- SHORT PROBLEM
The line containing "Reverse-engineer this chart into JSON." marks the start; extract exactly from it through the last line of the entries, and omit any pictures.

--- Start of MATERIAL SHOWN ---

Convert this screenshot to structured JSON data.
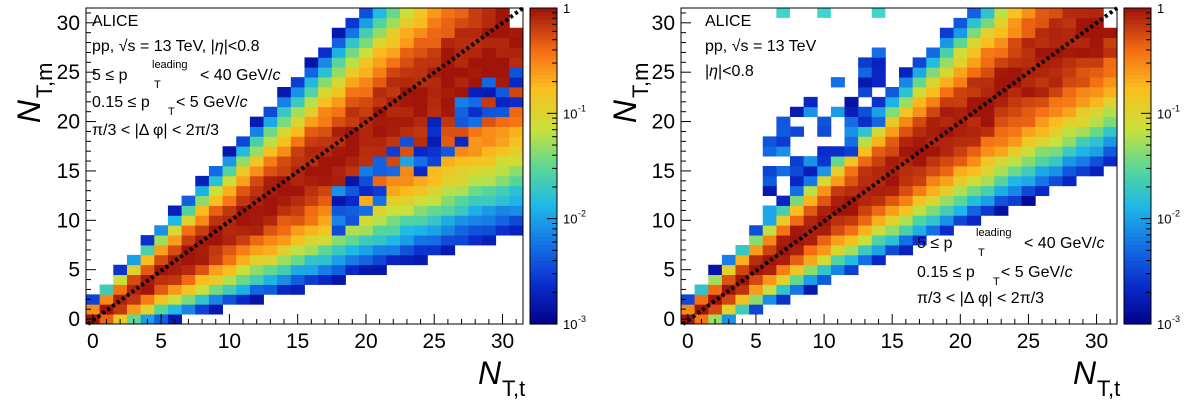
{
  "chart_data": [
    {
      "type": "heatmap",
      "xlabel_main": "N",
      "xlabel_sub": "T,t",
      "ylabel_main": "N",
      "ylabel_sub": "T,m",
      "xlim": [
        -0.5,
        31.5
      ],
      "ylim": [
        -0.5,
        31.5
      ],
      "xticks": [
        "0",
        "5",
        "10",
        "15",
        "20",
        "25",
        "30"
      ],
      "yticks": [
        "0",
        "5",
        "10",
        "15",
        "20",
        "25",
        "30"
      ],
      "zscale": "log",
      "zlim": [
        0.001,
        1
      ],
      "zticks": [
        "1",
        "10",
        "10",
        "10"
      ],
      "zticks_exp": [
        "",
        "-1",
        "-2",
        "-3"
      ],
      "diagonal": "y = x dotted line",
      "annotation": {
        "experiment": "ALICE",
        "system": "pp, √s = 13 TeV, |η|<0.8",
        "system_a": "pp,",
        "system_b": "√s",
        "system_c": "= 13 TeV, |",
        "system_d": "η",
        "system_e": "|<0.8",
        "leading_a": "5 ≤ p",
        "leading_sup": "leading",
        "leading_sub": "T",
        "leading_b": " < 40 GeV/",
        "leading_c": "c",
        "pt_a": "0.15 ≤ p",
        "pt_sub": "T",
        "pt_b": " < 5 GeV/",
        "pt_c": "c",
        "phi": "π/3 < |Δ φ| < 2π/3"
      }
    },
    {
      "type": "heatmap",
      "xlabel_main": "N",
      "xlabel_sub": "T,t",
      "ylabel_main": "N",
      "ylabel_sub": "T,m",
      "xlim": [
        -0.5,
        31.5
      ],
      "ylim": [
        -0.5,
        31.5
      ],
      "xticks": [
        "0",
        "5",
        "10",
        "15",
        "20",
        "25",
        "30"
      ],
      "yticks": [
        "0",
        "5",
        "10",
        "15",
        "20",
        "25",
        "30"
      ],
      "zscale": "log",
      "zlim": [
        0.001,
        1
      ],
      "zticks": [
        "1",
        "10",
        "10",
        "10"
      ],
      "zticks_exp": [
        "",
        "-1",
        "-2",
        "-3"
      ],
      "diagonal": "y = x dotted line",
      "annotation": {
        "experiment": "ALICE",
        "system_a": "pp,",
        "system_b": "√s",
        "system_c": "= 13 TeV",
        "eta_a": "|",
        "eta_b": "η",
        "eta_c": "|<0.8",
        "leading_a": "5 ≤ p",
        "leading_sup": "leading",
        "leading_sub": "T",
        "leading_b": " < 40 GeV/",
        "leading_c": "c",
        "pt_a": "0.15 ≤ p",
        "pt_sub": "T",
        "pt_b": " < 5 GeV/",
        "pt_c": "c",
        "phi": "π/3 < |Δ φ| < 2π/3"
      }
    }
  ]
}
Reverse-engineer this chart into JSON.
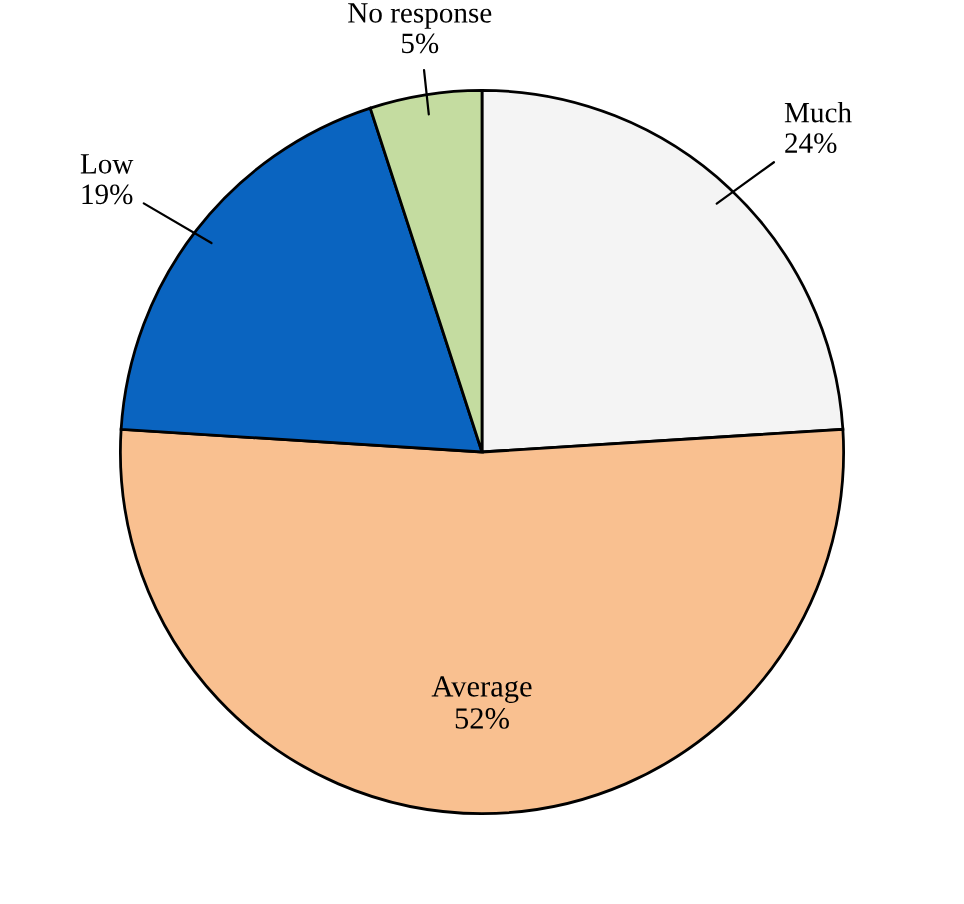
{
  "chart_data": {
    "type": "pie",
    "categories": [
      "Much",
      "Average",
      "Low",
      "No response"
    ],
    "values": [
      24,
      52,
      19,
      5
    ],
    "colors": [
      "#f4f4f4",
      "#f9c090",
      "#0a64c0",
      "#c4dca0"
    ],
    "value_labels": [
      "24%",
      "52%",
      "19%",
      "5%"
    ]
  }
}
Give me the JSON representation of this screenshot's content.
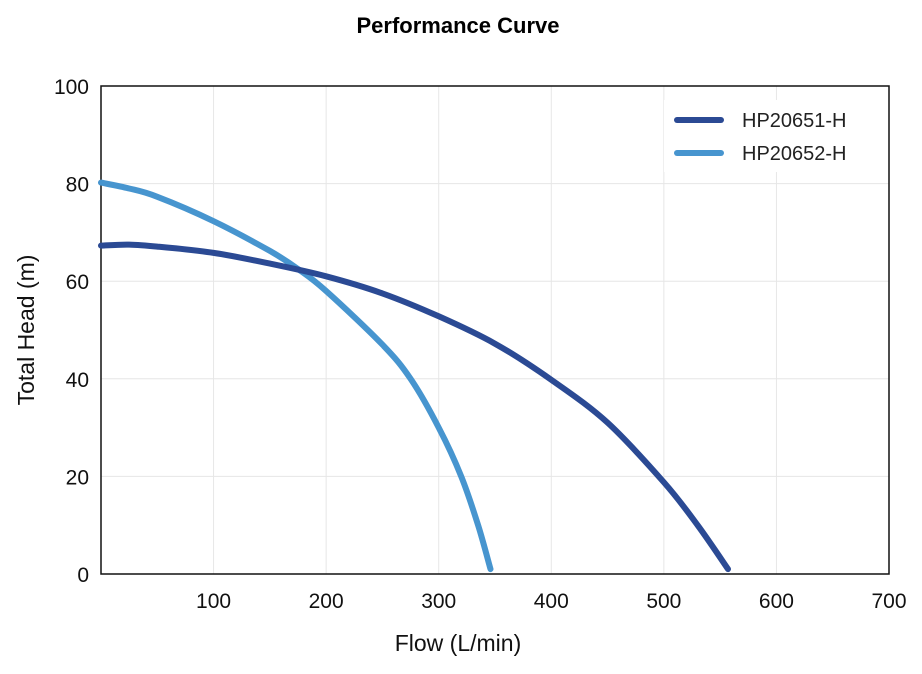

--- End of MATERIAL SHOWN ---

- COMPLETE RESPONSE
Reverse-engineer this chart into JSON.
{
  "chart_data": {
    "type": "pie",
    "categories": [
      "Much",
      "Average",
      "Low",
      "No response"
    ],
    "values": [
      24,
      52,
      19,
      5
    ],
    "colors": [
      "#f4f4f4",
      "#f9c090",
      "#0a64c0",
      "#c4dca0"
    ],
    "value_labels": [
      "24%",
      "52%",
      "19%",
      "5%"
    ]
  }
}
Give me the JSON representation of this screenshot's content.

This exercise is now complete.